§ **Task**:
In your copy, repeat the records exactly and leave out the pictures.
◆ ◆ ◆ ◆ ◆ ◆ ◆
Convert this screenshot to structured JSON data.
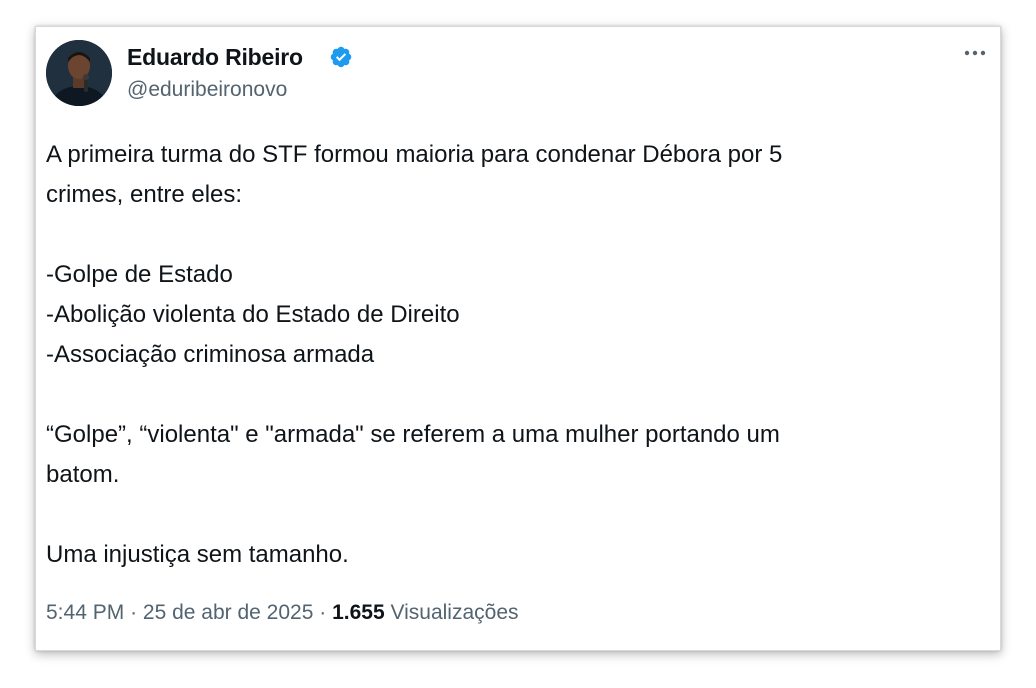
{
  "author": {
    "display_name": "Eduardo Ribeiro",
    "handle": "@eduribeironovo",
    "verified": true,
    "avatar_icon": "profile-photo-avatar"
  },
  "menu_icon": "more-horizontal-icon",
  "tweet": {
    "lines": [
      "A primeira turma do STF formou maioria para condenar Débora por 5",
      "crimes, entre eles:",
      "",
      "-Golpe de Estado",
      "-Abolição violenta do Estado de Direito",
      "-Associação criminosa armada",
      "",
      "“Golpe”, “violenta\" e \"armada\" se referem a uma mulher portando um",
      "batom.",
      "",
      "Uma injustiça sem tamanho."
    ]
  },
  "meta": {
    "time": "5:44 PM",
    "separator": "·",
    "date": "25 de abr de 2025",
    "views_count": "1.655",
    "views_label": "Visualizações"
  },
  "colors": {
    "text_primary": "#0f1419",
    "text_secondary": "#536471",
    "verified_blue": "#1d9bf0"
  }
}
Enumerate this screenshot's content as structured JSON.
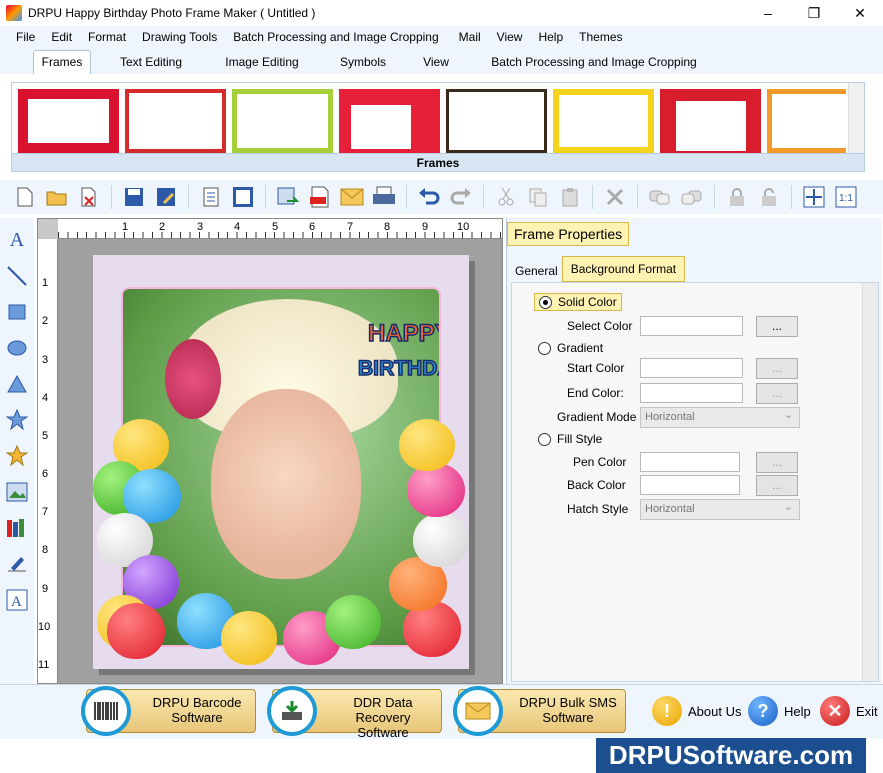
{
  "window": {
    "title": "DRPU Happy Birthday Photo Frame Maker ( Untitled )",
    "minimize": "–",
    "maximize": "❐",
    "close": "✕"
  },
  "menu": [
    "File",
    "Edit",
    "Format",
    "Drawing Tools",
    "Batch Processing and Image Cropping",
    "Mail",
    "View",
    "Help",
    "Themes"
  ],
  "ribbon_tabs": [
    "Frames",
    "Text Editing",
    "Image Editing",
    "Symbols",
    "View",
    "Batch Processing and Image Cropping"
  ],
  "frames_label": "Frames",
  "ruler_top": [
    "1",
    "2",
    "3",
    "4",
    "5",
    "6",
    "7",
    "8",
    "9",
    "10"
  ],
  "ruler_left": [
    "1",
    "2",
    "3",
    "4",
    "5",
    "6",
    "7",
    "8",
    "9",
    "10",
    "11"
  ],
  "canvas_text": {
    "happy": "HAPPY",
    "birthday": "BIRTHDAY"
  },
  "properties": {
    "title": "Frame Properties",
    "tabs": [
      "General",
      "Background Format"
    ],
    "solid_color": "Solid Color",
    "select_color": "Select Color",
    "gradient": "Gradient",
    "start_color": "Start Color",
    "end_color": "End Color:",
    "gradient_mode": "Gradient Mode",
    "gradient_mode_value": "Horizontal",
    "fill_style": "Fill Style",
    "pen_color": "Pen Color",
    "back_color": "Back Color",
    "hatch_style": "Hatch Style",
    "hatch_style_value": "Horizontal",
    "browse": "..."
  },
  "bottom": {
    "barcode": [
      "DRPU Barcode",
      "Software"
    ],
    "recovery": [
      "DDR Data Recovery",
      "Software"
    ],
    "sms": [
      "DRPU Bulk SMS",
      "Software"
    ],
    "about": "About Us",
    "help": "Help",
    "exit": "Exit"
  },
  "watermark": "DRPUSoftware.com",
  "colors": {
    "accent": "#1e9ad6",
    "tab_highlight": "#fff3b3",
    "watermark_bg": "#1b4f8f"
  }
}
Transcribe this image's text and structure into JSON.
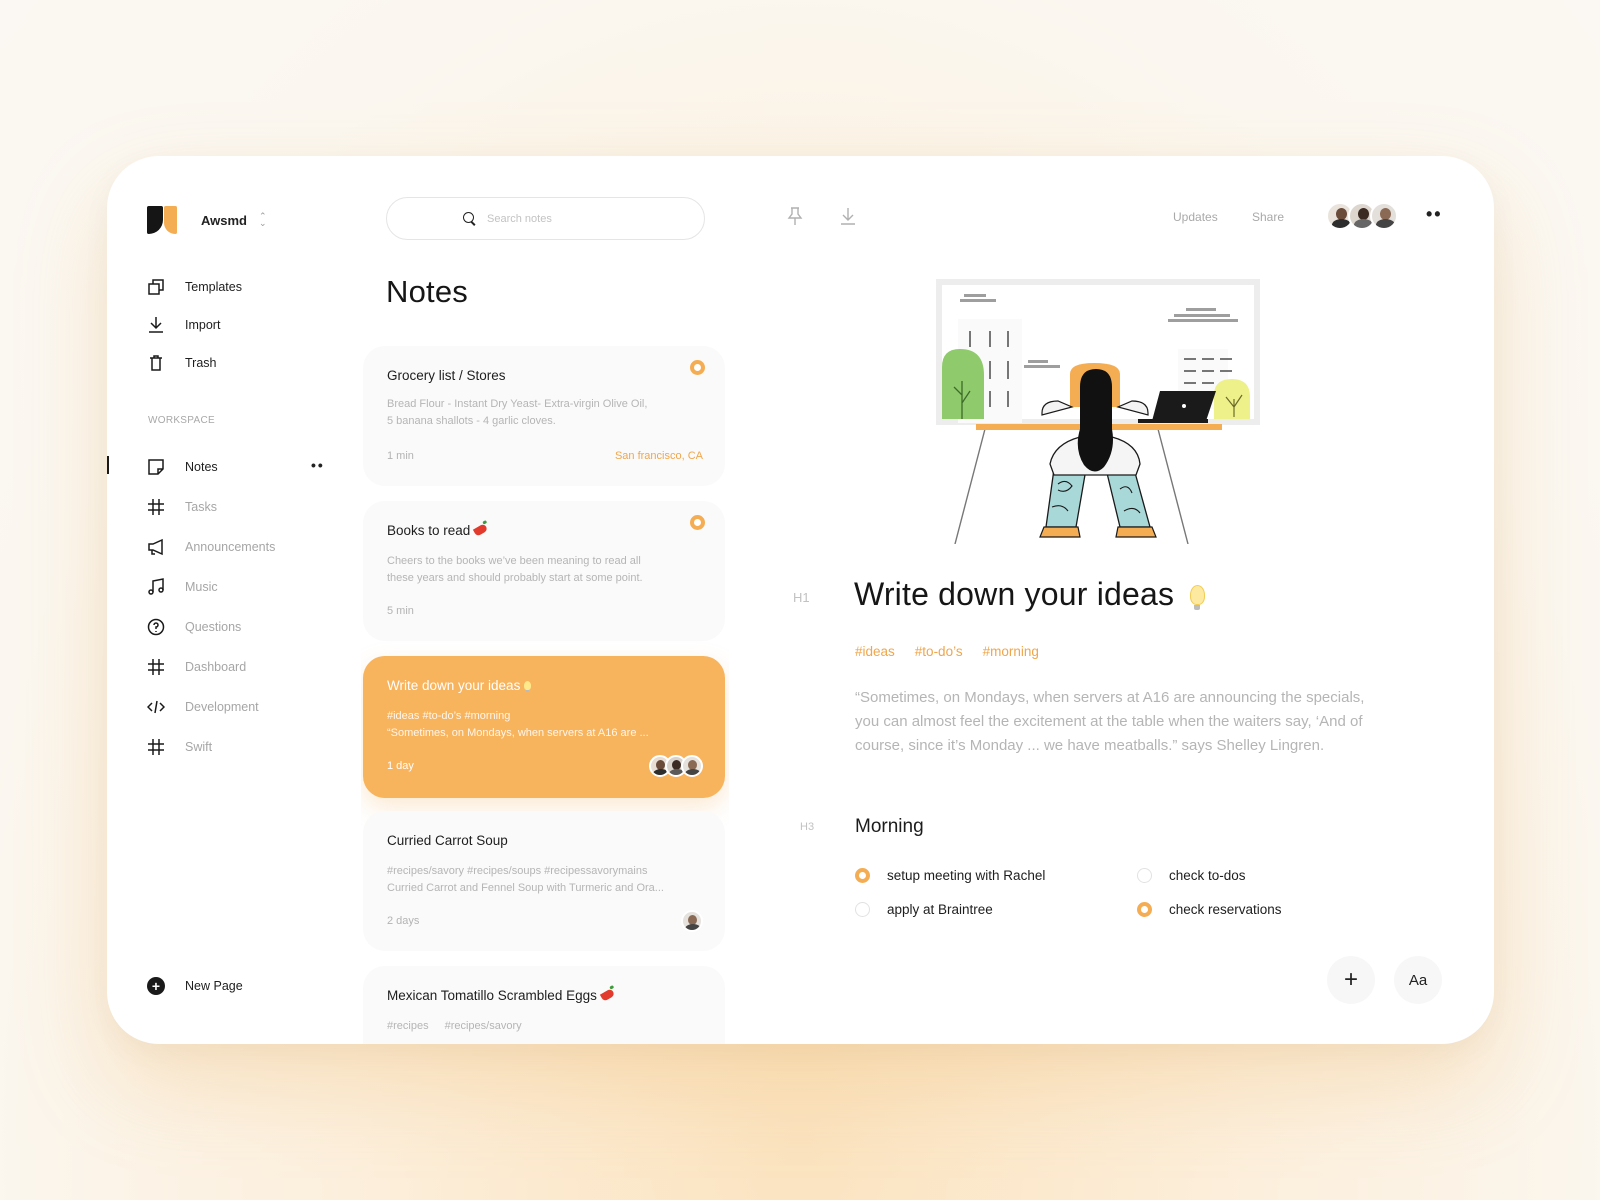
{
  "brand": {
    "name": "Awsmd",
    "switch_icon": "chevron-updown-icon"
  },
  "sidebar": {
    "top_items": [
      {
        "label": "Templates",
        "icon": "templates-icon"
      },
      {
        "label": "Import",
        "icon": "import-icon"
      },
      {
        "label": "Trash",
        "icon": "trash-icon"
      }
    ],
    "workspace_label": "WORKSPACE",
    "items": [
      {
        "label": "Notes",
        "icon": "note-icon",
        "active": true
      },
      {
        "label": "Tasks",
        "icon": "hash-icon"
      },
      {
        "label": "Announcements",
        "icon": "megaphone-icon"
      },
      {
        "label": "Music",
        "icon": "music-icon"
      },
      {
        "label": "Questions",
        "icon": "question-icon"
      },
      {
        "label": "Dashboard",
        "icon": "hash-icon"
      },
      {
        "label": "Development",
        "icon": "code-icon"
      },
      {
        "label": "Swift",
        "icon": "hash-icon"
      }
    ],
    "new_page": "New Page"
  },
  "search": {
    "placeholder": "Search notes"
  },
  "notes": {
    "title": "Notes",
    "cards": [
      {
        "title": "Grocery list / Stores",
        "body1": "Bread Flour - Instant Dry Yeast- Extra-virgin Olive Oil,",
        "body2": "5 banana shallots - 4 garlic cloves.",
        "meta": "1 min",
        "location": "San francisco, CA"
      },
      {
        "title": "Books to read",
        "body1": "Cheers to the books we’ve been meaning to read all",
        "body2": "these years and should probably start at some point.",
        "meta": "5 min"
      },
      {
        "title": "Write down your ideas",
        "body1": "#ideas #to-do’s #morning",
        "body2": "“Sometimes, on Mondays, when servers at A16 are ...",
        "meta": "1 day"
      },
      {
        "title": "Curried Carrot Soup",
        "body1": "#recipes/savory #recipes/soups #recipessavorymains",
        "body2": "Curried Carrot and Fennel Soup with Turmeric and Ora...",
        "meta": "2 days"
      },
      {
        "title": "Mexican Tomatillo Scrambled Eggs",
        "tag1": "#recipes",
        "tag2": "#recipes/savory"
      }
    ]
  },
  "toolbar": {
    "updates": "Updates",
    "share": "Share"
  },
  "doc": {
    "h1_label": "H1",
    "title": "Write down your ideas",
    "tags": [
      "#ideas",
      "#to-do’s",
      "#morning"
    ],
    "quote": "“Sometimes, on Mondays, when servers at A16 are announcing the specials, you can almost feel the excitement at the table when the waiters say, ‘And of course, since it’s Monday ... we have meatballs.” says Shelley Lingren.",
    "h3_label": "H3",
    "section_title": "Morning",
    "todos": [
      {
        "label": "setup meeting with Rachel",
        "checked": true
      },
      {
        "label": "check to-dos",
        "checked": false
      },
      {
        "label": "apply at Braintree",
        "checked": false
      },
      {
        "label": "check reservations",
        "checked": true
      }
    ]
  },
  "actions": {
    "add": "+",
    "font": "Aa"
  },
  "colors": {
    "accent": "#f5ad53",
    "accent_text": "#f0a64b",
    "muted": "#b5b5b5"
  }
}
◆ ◆ ◆ ◆ ◆ ◆ ◆
§ **Response for this exercise**:
Convert this screenshot to structured JSON data.
{
  "author": {
    "display_name": "Eduardo Ribeiro",
    "handle": "@eduribeironovo",
    "verified": true,
    "avatar_icon": "profile-photo-avatar"
  },
  "menu_icon": "more-horizontal-icon",
  "tweet": {
    "lines": [
      "A primeira turma do STF formou maioria para condenar Débora por 5",
      "crimes, entre eles:",
      "",
      "-Golpe de Estado",
      "-Abolição violenta do Estado de Direito",
      "-Associação criminosa armada",
      "",
      "“Golpe”, “violenta\" e \"armada\" se referem a uma mulher portando um",
      "batom.",
      "",
      "Uma injustiça sem tamanho."
    ]
  },
  "meta": {
    "time": "5:44 PM",
    "separator": "·",
    "date": "25 de abr de 2025",
    "views_count": "1.655",
    "views_label": "Visualizações"
  },
  "colors": {
    "text_primary": "#0f1419",
    "text_secondary": "#536471",
    "verified_blue": "#1d9bf0"
  }
}
Enumerate this screenshot's content as structured JSON.
{
  "window": {
    "title": "DRPU Happy Birthday Photo Frame Maker ( Untitled )",
    "minimize": "–",
    "maximize": "❐",
    "close": "✕"
  },
  "menu": [
    "File",
    "Edit",
    "Format",
    "Drawing Tools",
    "Batch Processing and Image Cropping",
    "Mail",
    "View",
    "Help",
    "Themes"
  ],
  "ribbon_tabs": [
    "Frames",
    "Text Editing",
    "Image Editing",
    "Symbols",
    "View",
    "Batch Processing and Image Cropping"
  ],
  "frames_label": "Frames",
  "ruler_top": [
    "1",
    "2",
    "3",
    "4",
    "5",
    "6",
    "7",
    "8",
    "9",
    "10"
  ],
  "ruler_left": [
    "1",
    "2",
    "3",
    "4",
    "5",
    "6",
    "7",
    "8",
    "9",
    "10",
    "11"
  ],
  "canvas_text": {
    "happy": "HAPPY",
    "birthday": "BIRTHDAY"
  },
  "properties": {
    "title": "Frame Properties",
    "tabs": [
      "General",
      "Background Format"
    ],
    "solid_color": "Solid Color",
    "select_color": "Select Color",
    "gradient": "Gradient",
    "start_color": "Start Color",
    "end_color": "End Color:",
    "gradient_mode": "Gradient Mode",
    "gradient_mode_value": "Horizontal",
    "fill_style": "Fill Style",
    "pen_color": "Pen Color",
    "back_color": "Back Color",
    "hatch_style": "Hatch Style",
    "hatch_style_value": "Horizontal",
    "browse": "..."
  },
  "bottom": {
    "barcode": [
      "DRPU Barcode",
      "Software"
    ],
    "recovery": [
      "DDR Data Recovery",
      "Software"
    ],
    "sms": [
      "DRPU Bulk SMS",
      "Software"
    ],
    "about": "About Us",
    "help": "Help",
    "exit": "Exit"
  },
  "watermark": "DRPUSoftware.com",
  "colors": {
    "accent": "#1e9ad6",
    "tab_highlight": "#fff3b3",
    "watermark_bg": "#1b4f8f"
  }
}
Transcribe this image's text and structure into JSON.
{
  "brand": {
    "name": "Awsmd",
    "switch_icon": "chevron-updown-icon"
  },
  "sidebar": {
    "top_items": [
      {
        "label": "Templates",
        "icon": "templates-icon"
      },
      {
        "label": "Import",
        "icon": "import-icon"
      },
      {
        "label": "Trash",
        "icon": "trash-icon"
      }
    ],
    "workspace_label": "WORKSPACE",
    "items": [
      {
        "label": "Notes",
        "icon": "note-icon",
        "active": true
      },
      {
        "label": "Tasks",
        "icon": "hash-icon"
      },
      {
        "label": "Announcements",
        "icon": "megaphone-icon"
      },
      {
        "label": "Music",
        "icon": "music-icon"
      },
      {
        "label": "Questions",
        "icon": "question-icon"
      },
      {
        "label": "Dashboard",
        "icon": "hash-icon"
      },
      {
        "label": "Development",
        "icon": "code-icon"
      },
      {
        "label": "Swift",
        "icon": "hash-icon"
      }
    ],
    "new_page": "New Page"
  },
  "search": {
    "placeholder": "Search notes"
  },
  "notes": {
    "title": "Notes",
    "cards": [
      {
        "title": "Grocery list / Stores",
        "body1": "Bread Flour - Instant Dry Yeast- Extra-virgin Olive Oil,",
        "body2": "5 banana shallots - 4 garlic cloves.",
        "meta": "1 min",
        "location": "San francisco, CA"
      },
      {
        "title": "Books to read",
        "body1": "Cheers to the books we’ve been meaning to read all",
        "body2": "these years and should probably start at some point.",
        "meta": "5 min"
      },
      {
        "title": "Write down your ideas",
        "body1": "#ideas #to-do’s #morning",
        "body2": "“Sometimes, on Mondays, when servers at A16 are ...",
        "meta": "1 day"
      },
      {
        "title": "Curried Carrot Soup",
        "body1": "#recipes/savory #recipes/soups #recipessavorymains",
        "body2": "Curried Carrot and Fennel Soup with Turmeric and Ora...",
        "meta": "2 days"
      },
      {
        "title": "Mexican Tomatillo Scrambled Eggs",
        "tag1": "#recipes",
        "tag2": "#recipes/savory"
      }
    ]
  },
  "toolbar": {
    "updates": "Updates",
    "share": "Share"
  },
  "doc": {
    "h1_label": "H1",
    "title": "Write down your ideas",
    "tags": [
      "#ideas",
      "#to-do’s",
      "#morning"
    ],
    "quote": "“Sometimes, on Mondays, when servers at A16 are announcing the specials, you can almost feel the excitement at the table when the waiters say, ‘And of course, since it’s Monday ... we have meatballs.” says Shelley Lingren.",
    "h3_label": "H3",
    "section_title": "Morning",
    "todos": [
      {
        "label": "setup meeting with Rachel",
        "checked": true
      },
      {
        "label": "check to-dos",
        "checked": false
      },
      {
        "label": "apply at Braintree",
        "checked": false
      },
      {
        "label": "check reservations",
        "checked": true
      }
    ]
  },
  "actions": {
    "add": "+",
    "font": "Aa"
  },
  "colors": {
    "accent": "#f5ad53",
    "accent_text": "#f0a64b",
    "muted": "#b5b5b5"
  }
}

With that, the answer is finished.